• WHAT YOU NEED TO DO: Wherever the string "JSON" appears, copy the whole line.
___ ITEMS ___
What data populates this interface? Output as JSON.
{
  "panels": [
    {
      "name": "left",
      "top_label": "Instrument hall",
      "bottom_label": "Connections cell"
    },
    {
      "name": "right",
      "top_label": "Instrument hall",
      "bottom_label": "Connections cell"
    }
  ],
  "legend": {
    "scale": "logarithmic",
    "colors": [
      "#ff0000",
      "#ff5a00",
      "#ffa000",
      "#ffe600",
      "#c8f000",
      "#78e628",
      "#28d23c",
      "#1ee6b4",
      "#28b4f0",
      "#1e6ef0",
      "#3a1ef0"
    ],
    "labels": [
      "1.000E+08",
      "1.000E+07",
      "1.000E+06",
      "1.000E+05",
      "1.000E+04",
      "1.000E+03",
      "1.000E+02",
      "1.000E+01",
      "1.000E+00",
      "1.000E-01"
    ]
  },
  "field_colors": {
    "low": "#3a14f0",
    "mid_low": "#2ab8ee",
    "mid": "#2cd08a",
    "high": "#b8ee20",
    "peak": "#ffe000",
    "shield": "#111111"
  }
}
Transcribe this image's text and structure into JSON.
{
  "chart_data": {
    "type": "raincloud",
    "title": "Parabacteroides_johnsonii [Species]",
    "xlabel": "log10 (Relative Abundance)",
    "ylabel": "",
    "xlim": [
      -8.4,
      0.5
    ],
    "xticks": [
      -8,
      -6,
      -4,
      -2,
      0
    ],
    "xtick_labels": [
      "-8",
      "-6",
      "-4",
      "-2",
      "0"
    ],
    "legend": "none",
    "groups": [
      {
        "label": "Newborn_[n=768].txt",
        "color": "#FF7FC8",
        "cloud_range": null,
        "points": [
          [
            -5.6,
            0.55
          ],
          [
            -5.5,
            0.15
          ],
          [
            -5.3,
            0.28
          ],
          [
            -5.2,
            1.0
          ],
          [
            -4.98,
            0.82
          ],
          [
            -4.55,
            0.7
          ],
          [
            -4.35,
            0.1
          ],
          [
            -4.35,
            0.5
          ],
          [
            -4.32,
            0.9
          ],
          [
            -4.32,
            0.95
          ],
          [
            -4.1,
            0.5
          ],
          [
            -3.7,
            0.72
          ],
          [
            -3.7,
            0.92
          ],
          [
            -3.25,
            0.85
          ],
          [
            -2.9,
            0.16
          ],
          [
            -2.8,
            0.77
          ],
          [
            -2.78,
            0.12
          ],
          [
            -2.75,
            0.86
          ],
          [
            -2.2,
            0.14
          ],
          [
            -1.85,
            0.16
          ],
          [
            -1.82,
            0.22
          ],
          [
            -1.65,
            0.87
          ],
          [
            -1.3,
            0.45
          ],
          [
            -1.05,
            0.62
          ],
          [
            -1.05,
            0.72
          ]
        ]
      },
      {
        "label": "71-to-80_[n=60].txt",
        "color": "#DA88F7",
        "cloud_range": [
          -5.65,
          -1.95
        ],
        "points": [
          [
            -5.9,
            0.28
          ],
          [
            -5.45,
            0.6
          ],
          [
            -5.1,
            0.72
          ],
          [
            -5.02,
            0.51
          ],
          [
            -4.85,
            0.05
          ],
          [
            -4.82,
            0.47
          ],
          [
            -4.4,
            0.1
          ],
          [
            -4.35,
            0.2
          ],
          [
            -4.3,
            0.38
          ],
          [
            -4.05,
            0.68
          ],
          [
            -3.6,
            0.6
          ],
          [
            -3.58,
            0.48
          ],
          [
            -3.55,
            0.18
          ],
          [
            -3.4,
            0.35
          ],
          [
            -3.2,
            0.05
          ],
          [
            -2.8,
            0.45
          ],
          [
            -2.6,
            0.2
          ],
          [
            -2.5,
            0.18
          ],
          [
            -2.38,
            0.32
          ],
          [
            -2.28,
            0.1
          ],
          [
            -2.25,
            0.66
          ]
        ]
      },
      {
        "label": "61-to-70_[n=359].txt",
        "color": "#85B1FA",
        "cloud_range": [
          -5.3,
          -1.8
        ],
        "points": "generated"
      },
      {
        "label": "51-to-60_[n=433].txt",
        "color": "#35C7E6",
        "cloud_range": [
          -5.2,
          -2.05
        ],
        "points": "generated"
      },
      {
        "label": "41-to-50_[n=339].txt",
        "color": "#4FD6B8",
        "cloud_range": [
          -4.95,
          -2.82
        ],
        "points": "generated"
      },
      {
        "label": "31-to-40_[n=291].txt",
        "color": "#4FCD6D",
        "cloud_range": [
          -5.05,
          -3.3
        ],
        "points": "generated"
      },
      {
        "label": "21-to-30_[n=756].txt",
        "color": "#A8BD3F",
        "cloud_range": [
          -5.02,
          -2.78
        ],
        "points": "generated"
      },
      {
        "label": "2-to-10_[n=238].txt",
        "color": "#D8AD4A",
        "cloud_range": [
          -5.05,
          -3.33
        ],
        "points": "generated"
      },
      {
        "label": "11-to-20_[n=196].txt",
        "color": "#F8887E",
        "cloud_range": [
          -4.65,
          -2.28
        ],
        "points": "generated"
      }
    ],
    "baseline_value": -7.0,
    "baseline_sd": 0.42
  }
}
___
• RESULT OF THE EXERCISE:
What data populates this interface? Output as JSON.
Transcribe this image's text and structure into JSON.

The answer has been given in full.